**Aim of the exercise**
Report every line below that holds the word "número".

[Entries with figure data]

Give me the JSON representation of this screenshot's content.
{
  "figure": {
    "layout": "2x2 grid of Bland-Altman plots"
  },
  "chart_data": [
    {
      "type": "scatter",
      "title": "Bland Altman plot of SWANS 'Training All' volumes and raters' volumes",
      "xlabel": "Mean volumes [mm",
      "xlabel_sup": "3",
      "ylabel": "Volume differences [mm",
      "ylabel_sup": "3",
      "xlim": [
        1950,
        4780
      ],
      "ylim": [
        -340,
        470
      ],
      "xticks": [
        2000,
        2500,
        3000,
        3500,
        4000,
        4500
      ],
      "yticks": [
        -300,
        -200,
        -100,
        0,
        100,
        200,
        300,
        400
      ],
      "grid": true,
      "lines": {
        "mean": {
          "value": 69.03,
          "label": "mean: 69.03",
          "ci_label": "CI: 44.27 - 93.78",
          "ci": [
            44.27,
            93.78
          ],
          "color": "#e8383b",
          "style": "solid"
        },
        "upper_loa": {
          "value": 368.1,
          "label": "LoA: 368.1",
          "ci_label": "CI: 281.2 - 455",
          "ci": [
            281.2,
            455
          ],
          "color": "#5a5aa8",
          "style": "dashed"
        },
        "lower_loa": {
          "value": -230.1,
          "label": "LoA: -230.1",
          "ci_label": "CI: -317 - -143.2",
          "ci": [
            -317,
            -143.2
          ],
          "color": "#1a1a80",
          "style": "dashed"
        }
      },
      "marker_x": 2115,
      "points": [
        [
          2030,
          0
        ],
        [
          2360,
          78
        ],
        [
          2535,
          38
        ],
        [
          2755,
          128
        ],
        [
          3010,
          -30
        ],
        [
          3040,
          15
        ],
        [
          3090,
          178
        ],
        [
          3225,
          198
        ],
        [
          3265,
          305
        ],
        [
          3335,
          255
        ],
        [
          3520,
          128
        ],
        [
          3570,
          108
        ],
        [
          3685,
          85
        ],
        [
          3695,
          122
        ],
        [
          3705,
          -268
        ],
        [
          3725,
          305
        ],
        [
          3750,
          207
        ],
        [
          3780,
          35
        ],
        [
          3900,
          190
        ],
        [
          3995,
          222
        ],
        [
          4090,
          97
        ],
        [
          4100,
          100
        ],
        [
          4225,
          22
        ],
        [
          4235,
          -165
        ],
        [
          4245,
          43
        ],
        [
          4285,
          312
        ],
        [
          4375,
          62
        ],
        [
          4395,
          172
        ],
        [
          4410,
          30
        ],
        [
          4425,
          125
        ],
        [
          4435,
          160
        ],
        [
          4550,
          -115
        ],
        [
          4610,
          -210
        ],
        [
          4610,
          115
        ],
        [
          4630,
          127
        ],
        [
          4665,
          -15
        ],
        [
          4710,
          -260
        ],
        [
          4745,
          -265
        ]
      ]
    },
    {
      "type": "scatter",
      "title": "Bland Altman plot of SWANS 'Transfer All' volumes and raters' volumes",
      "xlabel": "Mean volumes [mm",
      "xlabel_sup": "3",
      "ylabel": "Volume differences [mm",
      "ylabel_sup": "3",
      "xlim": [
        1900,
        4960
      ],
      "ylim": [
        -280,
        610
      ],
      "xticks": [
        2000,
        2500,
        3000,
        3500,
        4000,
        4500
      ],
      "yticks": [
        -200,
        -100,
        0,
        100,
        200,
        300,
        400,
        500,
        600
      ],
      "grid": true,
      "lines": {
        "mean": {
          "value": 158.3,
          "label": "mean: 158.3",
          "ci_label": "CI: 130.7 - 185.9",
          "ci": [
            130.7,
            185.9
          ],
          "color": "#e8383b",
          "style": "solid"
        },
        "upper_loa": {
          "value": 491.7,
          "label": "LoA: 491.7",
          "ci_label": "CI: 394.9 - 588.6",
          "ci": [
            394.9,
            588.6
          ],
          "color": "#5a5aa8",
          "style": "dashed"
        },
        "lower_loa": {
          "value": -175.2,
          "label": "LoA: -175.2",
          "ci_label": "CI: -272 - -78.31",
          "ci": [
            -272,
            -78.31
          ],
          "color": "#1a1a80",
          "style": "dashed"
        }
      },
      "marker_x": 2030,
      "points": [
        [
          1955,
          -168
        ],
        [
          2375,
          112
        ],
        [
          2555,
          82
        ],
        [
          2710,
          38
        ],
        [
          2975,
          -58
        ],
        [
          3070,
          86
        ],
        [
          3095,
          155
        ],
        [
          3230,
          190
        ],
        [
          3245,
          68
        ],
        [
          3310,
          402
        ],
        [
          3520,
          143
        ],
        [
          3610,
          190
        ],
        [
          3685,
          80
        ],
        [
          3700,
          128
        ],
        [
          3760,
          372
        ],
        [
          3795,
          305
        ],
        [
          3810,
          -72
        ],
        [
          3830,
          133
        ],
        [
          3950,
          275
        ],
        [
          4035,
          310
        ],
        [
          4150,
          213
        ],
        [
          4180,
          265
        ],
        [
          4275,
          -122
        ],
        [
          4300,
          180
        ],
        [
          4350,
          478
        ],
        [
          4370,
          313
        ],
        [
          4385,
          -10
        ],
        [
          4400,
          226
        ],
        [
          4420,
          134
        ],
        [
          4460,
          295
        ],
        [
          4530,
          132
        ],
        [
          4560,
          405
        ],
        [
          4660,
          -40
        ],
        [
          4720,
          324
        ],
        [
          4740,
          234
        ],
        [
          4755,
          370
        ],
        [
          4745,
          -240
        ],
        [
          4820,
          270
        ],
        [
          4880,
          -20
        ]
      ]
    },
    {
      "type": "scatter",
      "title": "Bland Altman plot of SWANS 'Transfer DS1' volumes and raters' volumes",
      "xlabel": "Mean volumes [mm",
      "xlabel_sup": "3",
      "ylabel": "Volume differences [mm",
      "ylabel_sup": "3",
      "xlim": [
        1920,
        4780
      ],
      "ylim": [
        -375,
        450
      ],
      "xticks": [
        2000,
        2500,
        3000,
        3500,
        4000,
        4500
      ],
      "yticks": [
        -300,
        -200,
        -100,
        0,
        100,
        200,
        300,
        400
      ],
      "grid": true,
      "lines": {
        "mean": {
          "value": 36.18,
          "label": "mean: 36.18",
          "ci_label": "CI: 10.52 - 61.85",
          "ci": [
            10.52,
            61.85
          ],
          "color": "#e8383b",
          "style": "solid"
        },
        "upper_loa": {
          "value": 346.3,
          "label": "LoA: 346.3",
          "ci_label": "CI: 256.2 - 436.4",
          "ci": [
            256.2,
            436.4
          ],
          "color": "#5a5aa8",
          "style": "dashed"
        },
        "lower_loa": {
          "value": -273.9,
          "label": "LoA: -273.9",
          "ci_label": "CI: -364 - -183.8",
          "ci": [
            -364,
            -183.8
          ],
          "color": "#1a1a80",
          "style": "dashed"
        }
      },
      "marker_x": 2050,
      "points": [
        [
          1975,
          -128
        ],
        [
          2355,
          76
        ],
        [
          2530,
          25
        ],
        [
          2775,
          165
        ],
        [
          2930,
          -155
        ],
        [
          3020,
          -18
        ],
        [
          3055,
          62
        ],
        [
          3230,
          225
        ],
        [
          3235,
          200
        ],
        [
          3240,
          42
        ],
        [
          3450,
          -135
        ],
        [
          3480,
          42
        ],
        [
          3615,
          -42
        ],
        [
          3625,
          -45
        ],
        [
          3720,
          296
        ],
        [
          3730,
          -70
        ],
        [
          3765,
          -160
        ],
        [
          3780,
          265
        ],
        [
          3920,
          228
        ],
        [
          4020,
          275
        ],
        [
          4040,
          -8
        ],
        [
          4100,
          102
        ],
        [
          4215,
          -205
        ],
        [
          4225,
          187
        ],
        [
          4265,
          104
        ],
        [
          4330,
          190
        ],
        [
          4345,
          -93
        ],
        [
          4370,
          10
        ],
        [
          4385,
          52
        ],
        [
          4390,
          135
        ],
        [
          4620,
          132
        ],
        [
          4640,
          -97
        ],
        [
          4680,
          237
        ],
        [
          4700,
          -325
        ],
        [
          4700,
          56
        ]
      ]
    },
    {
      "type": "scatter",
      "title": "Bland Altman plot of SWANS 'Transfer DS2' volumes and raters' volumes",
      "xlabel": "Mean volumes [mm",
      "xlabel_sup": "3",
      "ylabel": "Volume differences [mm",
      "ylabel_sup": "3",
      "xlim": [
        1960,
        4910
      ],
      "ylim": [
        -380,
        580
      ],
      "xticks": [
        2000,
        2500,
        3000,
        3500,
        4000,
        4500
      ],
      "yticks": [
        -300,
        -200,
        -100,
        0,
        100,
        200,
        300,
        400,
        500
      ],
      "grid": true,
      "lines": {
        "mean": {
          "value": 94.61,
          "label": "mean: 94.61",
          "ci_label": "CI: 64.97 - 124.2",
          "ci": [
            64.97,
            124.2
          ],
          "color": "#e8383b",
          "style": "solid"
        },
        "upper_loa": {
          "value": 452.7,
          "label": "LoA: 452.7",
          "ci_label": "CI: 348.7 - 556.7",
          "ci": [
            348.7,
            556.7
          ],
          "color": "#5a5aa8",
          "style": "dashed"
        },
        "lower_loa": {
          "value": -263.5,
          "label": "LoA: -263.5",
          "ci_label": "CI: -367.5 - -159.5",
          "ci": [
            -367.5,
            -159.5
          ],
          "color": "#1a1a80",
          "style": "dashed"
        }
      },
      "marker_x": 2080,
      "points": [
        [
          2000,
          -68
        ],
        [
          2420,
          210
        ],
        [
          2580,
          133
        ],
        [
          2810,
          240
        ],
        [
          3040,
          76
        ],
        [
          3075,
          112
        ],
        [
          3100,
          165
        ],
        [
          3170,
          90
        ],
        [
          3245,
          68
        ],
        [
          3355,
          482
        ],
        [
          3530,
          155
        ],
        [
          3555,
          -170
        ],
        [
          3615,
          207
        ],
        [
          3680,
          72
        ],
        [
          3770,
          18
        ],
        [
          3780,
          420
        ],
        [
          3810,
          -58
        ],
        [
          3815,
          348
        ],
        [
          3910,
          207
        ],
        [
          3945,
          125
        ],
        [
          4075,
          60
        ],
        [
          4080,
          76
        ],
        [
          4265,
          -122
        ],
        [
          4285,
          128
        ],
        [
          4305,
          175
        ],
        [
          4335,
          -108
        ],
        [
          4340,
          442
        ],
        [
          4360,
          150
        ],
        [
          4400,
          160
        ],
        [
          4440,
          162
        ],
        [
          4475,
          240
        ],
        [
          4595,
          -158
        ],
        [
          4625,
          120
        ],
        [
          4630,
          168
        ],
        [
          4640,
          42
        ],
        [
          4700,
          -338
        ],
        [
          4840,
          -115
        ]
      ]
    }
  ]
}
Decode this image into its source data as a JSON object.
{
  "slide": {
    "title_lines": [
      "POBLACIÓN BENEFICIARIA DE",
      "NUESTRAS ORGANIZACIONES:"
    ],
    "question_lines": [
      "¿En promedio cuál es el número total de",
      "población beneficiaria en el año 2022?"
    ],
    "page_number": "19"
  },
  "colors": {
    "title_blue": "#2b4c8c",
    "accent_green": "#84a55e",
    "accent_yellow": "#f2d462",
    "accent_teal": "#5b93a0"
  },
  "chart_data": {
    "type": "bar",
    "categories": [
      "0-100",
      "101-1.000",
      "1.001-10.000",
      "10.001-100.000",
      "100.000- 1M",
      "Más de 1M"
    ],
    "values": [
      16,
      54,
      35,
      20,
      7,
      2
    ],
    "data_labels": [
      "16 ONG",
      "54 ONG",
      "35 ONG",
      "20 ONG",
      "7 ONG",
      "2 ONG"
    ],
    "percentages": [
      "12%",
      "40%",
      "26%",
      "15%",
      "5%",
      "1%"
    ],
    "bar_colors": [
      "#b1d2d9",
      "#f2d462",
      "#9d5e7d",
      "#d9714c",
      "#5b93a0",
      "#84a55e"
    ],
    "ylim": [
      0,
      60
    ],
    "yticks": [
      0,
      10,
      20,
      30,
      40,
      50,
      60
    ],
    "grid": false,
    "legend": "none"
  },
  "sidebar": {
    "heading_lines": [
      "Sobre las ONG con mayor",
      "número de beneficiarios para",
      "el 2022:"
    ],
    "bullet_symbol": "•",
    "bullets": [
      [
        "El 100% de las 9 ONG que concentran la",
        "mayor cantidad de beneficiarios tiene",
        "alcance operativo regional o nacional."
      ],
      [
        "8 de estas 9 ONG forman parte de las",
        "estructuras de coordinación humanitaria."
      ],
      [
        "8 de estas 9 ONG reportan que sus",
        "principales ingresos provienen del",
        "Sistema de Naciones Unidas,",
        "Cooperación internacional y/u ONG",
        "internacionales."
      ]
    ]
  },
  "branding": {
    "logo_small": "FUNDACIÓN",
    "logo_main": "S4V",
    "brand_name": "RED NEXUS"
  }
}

**Response to this task**
      "¿En promedio cuál es el número total de",
      "número de beneficiarios para",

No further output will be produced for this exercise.